• Problem requirements:
Go through the listing and return every line with "Service" in it.

• Supplied data:
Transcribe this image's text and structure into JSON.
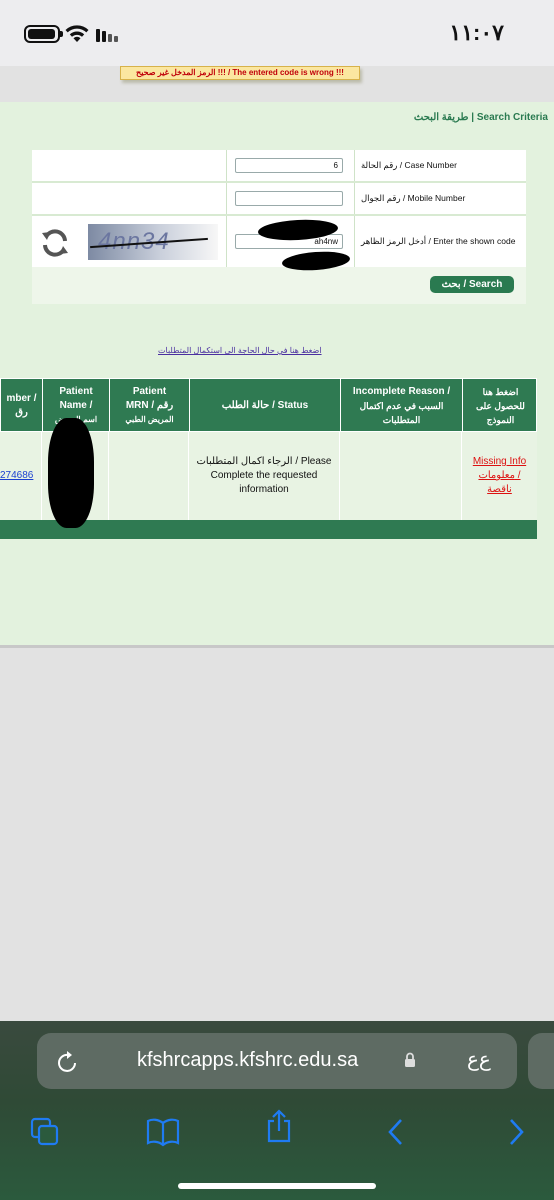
{
  "status": {
    "time": "١١:٠٧"
  },
  "page": {
    "error_message": "الرمز المدخل غير صحيح !!! / The entered code is wrong !!!",
    "criteria_title": "طريقة البحث | Search Criteria",
    "form": {
      "case_label": "رقم الحالة / Case Number",
      "case_value": "6",
      "mobile_label": "رقم الجوال / Mobile Number",
      "mobile_value": "",
      "code_label": "أدخل الرمز الظاهر / Enter the shown code",
      "code_value": "ah4nw",
      "captcha_text": "4nn34",
      "search_label": "بحث / Search"
    },
    "requirements_link": "اضغط هنا في حال الحاجة الى استكمال المتطلبات",
    "table": {
      "headers": {
        "case_number": [
          "mber /",
          "رق"
        ],
        "patient_name": [
          "Patient",
          "Name /",
          "اسم المريض"
        ],
        "patient_mrn": [
          "Patient",
          "MRN / رقم",
          "المريض الطبي"
        ],
        "status": [
          "حالة الطلب / Status"
        ],
        "incomplete_reason": [
          "Incomplete Reason /",
          "السبب في عدم اكتمال",
          "المتطلبات"
        ],
        "form_link": [
          "اضغط هنا",
          "للحصول على",
          "النموذج"
        ]
      },
      "rows": [
        {
          "case_number": "274686",
          "patient_name": "",
          "patient_mrn": "",
          "status": [
            "الرجاء اكمال المتطلبات / Please",
            "Complete the requested",
            "information"
          ],
          "incomplete_reason": "",
          "form_link": [
            "Missing Info",
            "معلومات /",
            "ناقصة"
          ]
        }
      ]
    }
  },
  "browser": {
    "url": "kfshrcapps.kfshrc.edu.sa",
    "text_size_label": "ع‌ع",
    "icons": [
      "reload-icon",
      "lock-icon",
      "tabs-icon",
      "bookmarks-icon",
      "share-icon",
      "back-icon",
      "forward-icon"
    ]
  },
  "colors": {
    "brand_green": "#2f7a52",
    "error_red": "#c0000a",
    "link_purple": "#4a2fa0",
    "ios_blue": "#1f7bf2"
  }
}
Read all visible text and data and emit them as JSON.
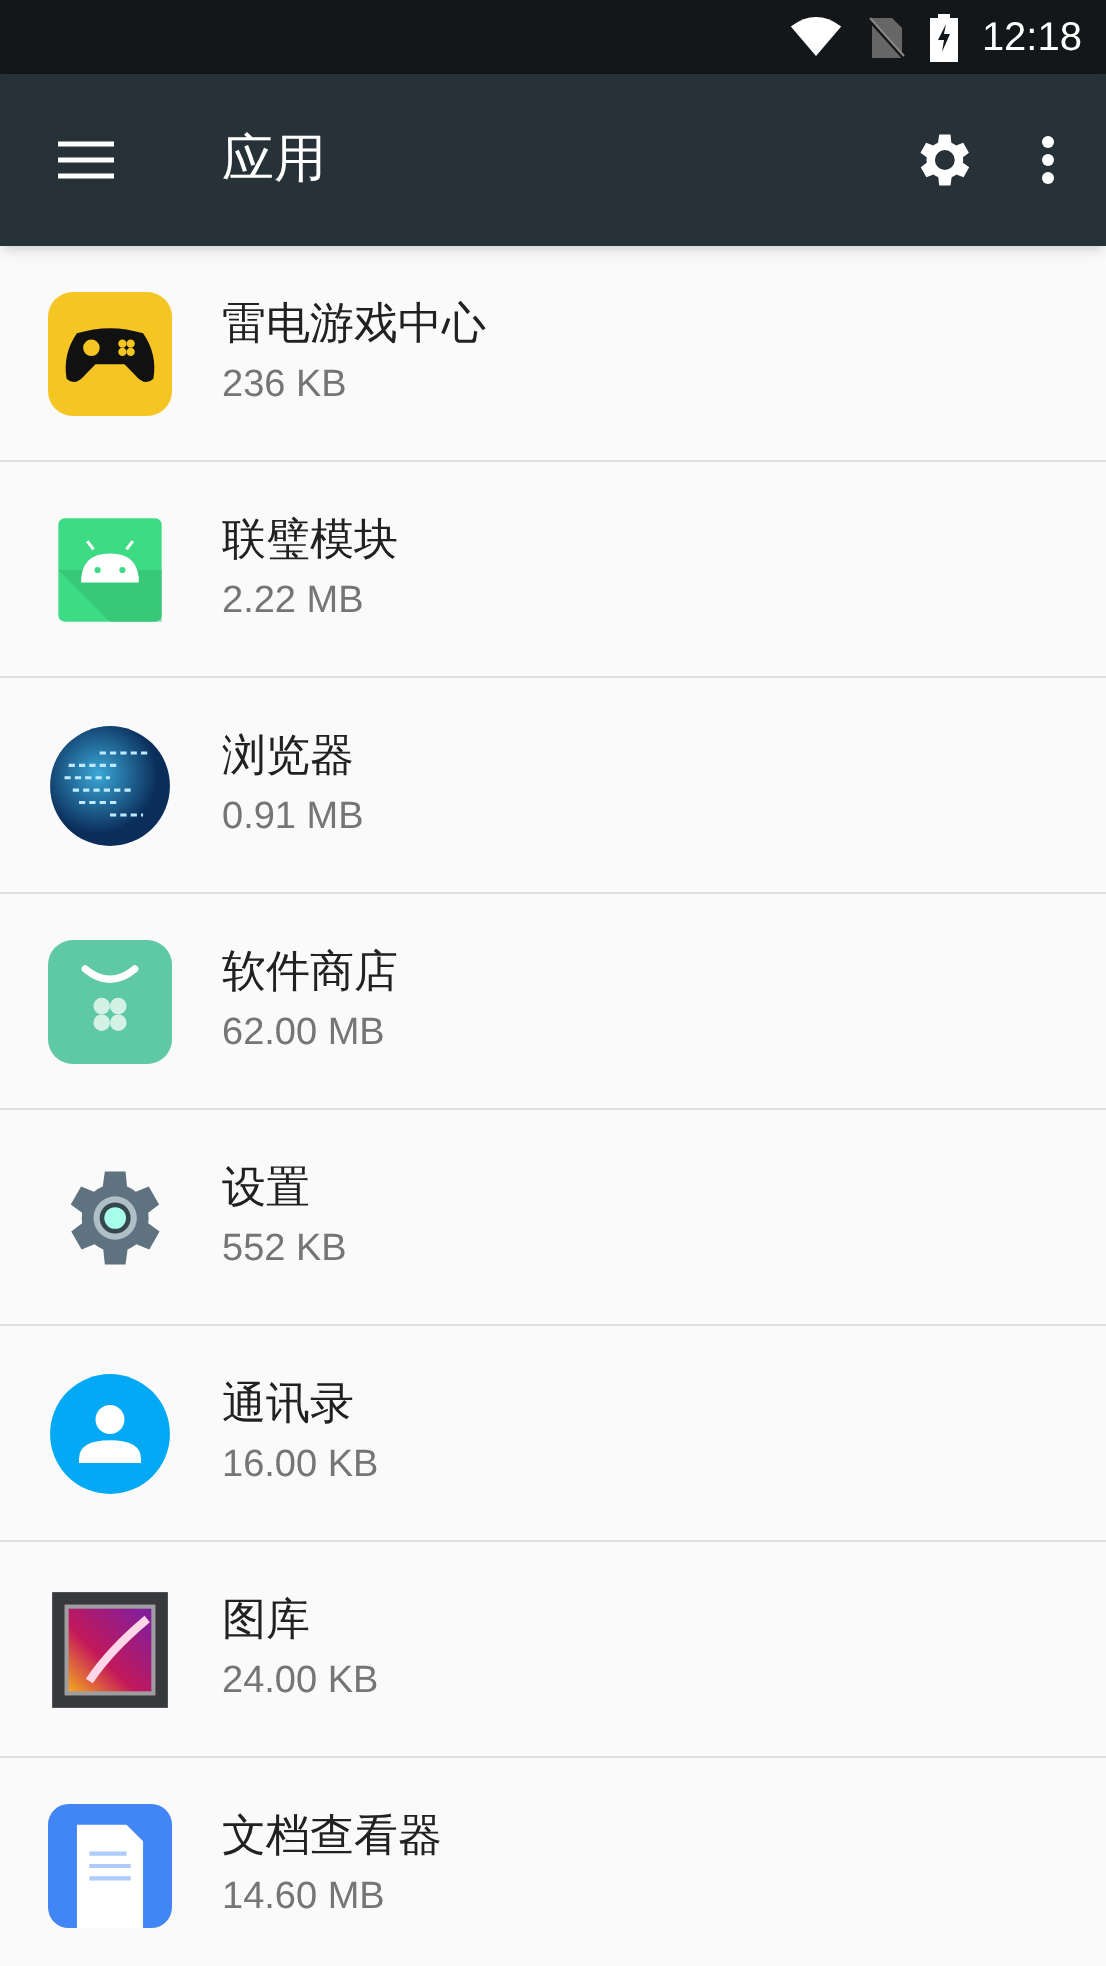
{
  "status_bar": {
    "time": "12:18"
  },
  "toolbar": {
    "title": "应用"
  },
  "apps": [
    {
      "kind": "game",
      "name": "雷电游戏中心",
      "size": "236 KB"
    },
    {
      "kind": "android",
      "name": "联璧模块",
      "size": "2.22 MB"
    },
    {
      "kind": "globe",
      "name": "浏览器",
      "size": "0.91 MB"
    },
    {
      "kind": "store",
      "name": "软件商店",
      "size": "62.00 MB"
    },
    {
      "kind": "settings",
      "name": "设置",
      "size": "552 KB"
    },
    {
      "kind": "contacts",
      "name": "通讯录",
      "size": "16.00 KB"
    },
    {
      "kind": "gallery",
      "name": "图库",
      "size": "24.00 KB"
    },
    {
      "kind": "document",
      "name": "文档查看器",
      "size": "14.60 MB"
    }
  ]
}
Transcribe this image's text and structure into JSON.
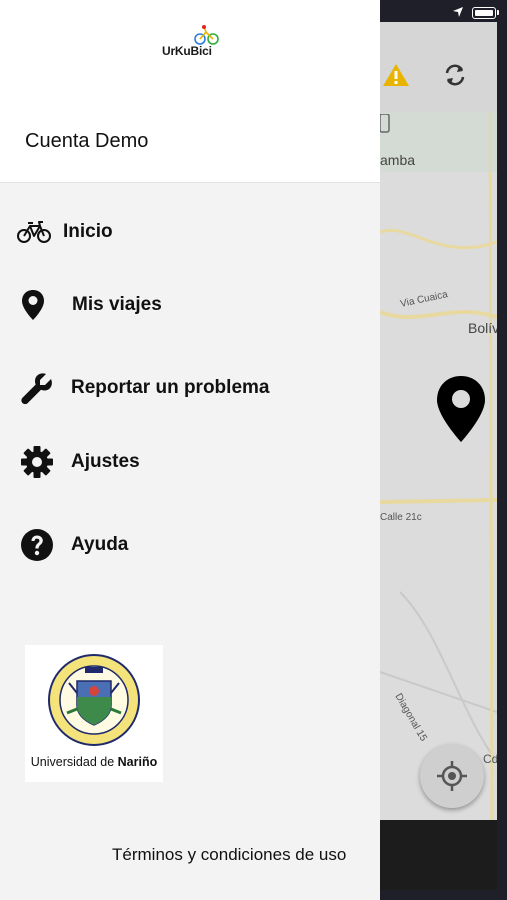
{
  "drawer": {
    "logo_text": "UrKuBici",
    "account_name": "Cuenta Demo",
    "menu": [
      {
        "label": "Inicio",
        "icon": "bicycle-icon"
      },
      {
        "label": "Mis viajes",
        "icon": "map-pin-icon"
      },
      {
        "label": "Reportar un problema",
        "icon": "wrench-icon"
      },
      {
        "label": "Ajustes",
        "icon": "gear-icon"
      },
      {
        "label": "Ayuda",
        "icon": "help-icon"
      }
    ],
    "university": {
      "name_prefix": "Universidad de ",
      "name_bold": "Nariño"
    },
    "terms_label": "Términos y condiciones de uso"
  },
  "map": {
    "labels": [
      "amba",
      "Via Cuaica",
      "Bolív",
      "Calle 21c",
      "Diagonal 15",
      "Cdi"
    ]
  },
  "colors": {
    "drawer_bg": "#f3f3f3",
    "header_bg": "#ffffff",
    "warning": "#e8b400",
    "map_bg": "#dcdcdc",
    "road": "#e8d9a0"
  }
}
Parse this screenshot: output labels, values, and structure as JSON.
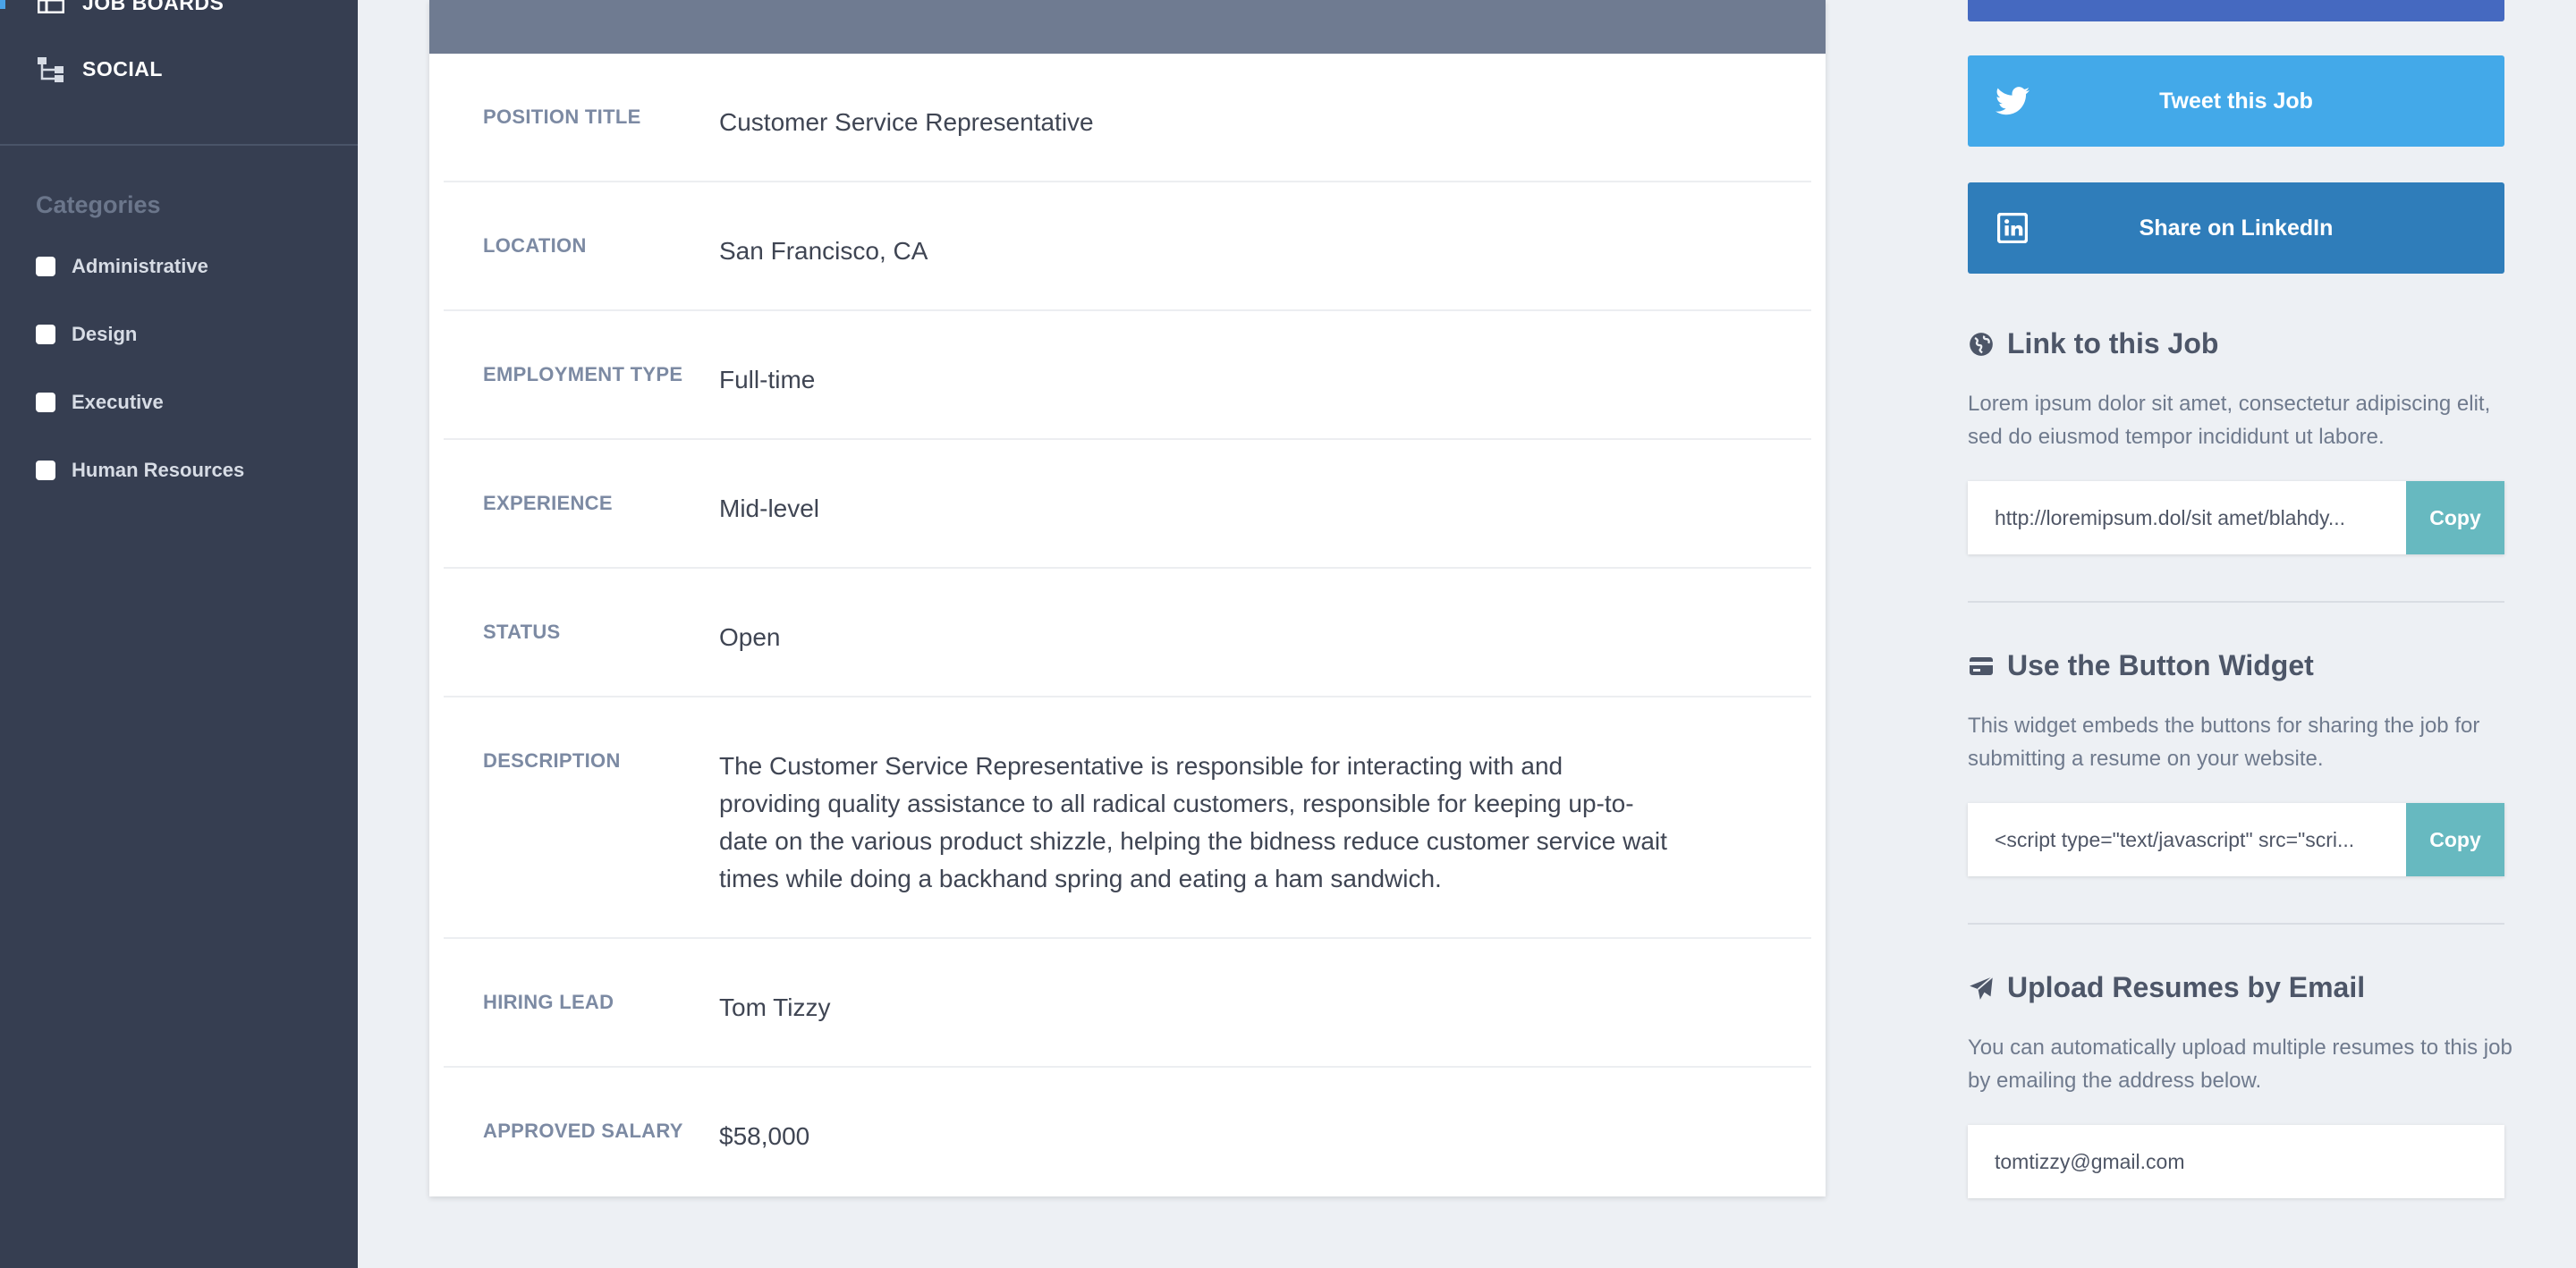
{
  "sidebar": {
    "nav": [
      {
        "label": "JOB BOARDS",
        "icon": "table-icon"
      },
      {
        "label": "SOCIAL",
        "icon": "sitemap-icon"
      }
    ],
    "categories_heading": "Categories",
    "categories": [
      {
        "label": "Administrative"
      },
      {
        "label": "Design"
      },
      {
        "label": "Executive"
      },
      {
        "label": "Human Resources"
      }
    ]
  },
  "job": {
    "rows": [
      {
        "label": "POSITION TITLE",
        "value": "Customer Service Representative"
      },
      {
        "label": "LOCATION",
        "value": "San Francisco, CA"
      },
      {
        "label": "EMPLOYMENT TYPE",
        "value": "Full-time"
      },
      {
        "label": "EXPERIENCE",
        "value": "Mid-level"
      },
      {
        "label": "STATUS",
        "value": "Open"
      },
      {
        "label": "DESCRIPTION",
        "value": "The Customer Service Representative is responsible for interacting with and providing quality assistance to all radical customers, responsible for keeping up-to-date on the various product shizzle, helping the bidness reduce customer service wait times while doing a backhand spring and eating a ham sandwich."
      },
      {
        "label": "HIRING LEAD",
        "value": "Tom Tizzy"
      },
      {
        "label": "APPROVED SALARY",
        "value": "$58,000"
      }
    ]
  },
  "share": {
    "tweet_label": "Tweet this Job",
    "linkedin_label": "Share on LinkedIn"
  },
  "link_section": {
    "title": "Link to this Job",
    "description": "Lorem ipsum dolor sit amet, consectetur adipiscing elit, sed do eiusmod tempor incididunt ut labore.",
    "url": "http://loremipsum.dol/sit amet/blahdy...",
    "copy_label": "Copy"
  },
  "widget_section": {
    "title": "Use the Button Widget",
    "description": "This widget embeds the buttons for sharing the job for submitting a resume on your website.",
    "code": "<script type=\"text/javascript\" src=\"scri...",
    "copy_label": "Copy"
  },
  "email_section": {
    "title": "Upload Resumes by Email",
    "description": "You can automatically upload multiple resumes to this job by emailing the address below.",
    "email": "tomtizzy@gmail.com"
  },
  "colors": {
    "sidebar": "#363e51",
    "twitter": "#43a9e9",
    "linkedin": "#2f7dba",
    "facebook": "#4569c0",
    "copy": "#67b9c0"
  }
}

• Result for this task:
        "value": "Customer Service Representative"
        "value": "The Customer Service Representative is responsible for interacting with and providing quality assistance to all radical customers, responsible for keeping up-to-date on the various product shizzle, helping the bidness reduce customer service wait times while doing a backhand spring and eating a ham sandwich."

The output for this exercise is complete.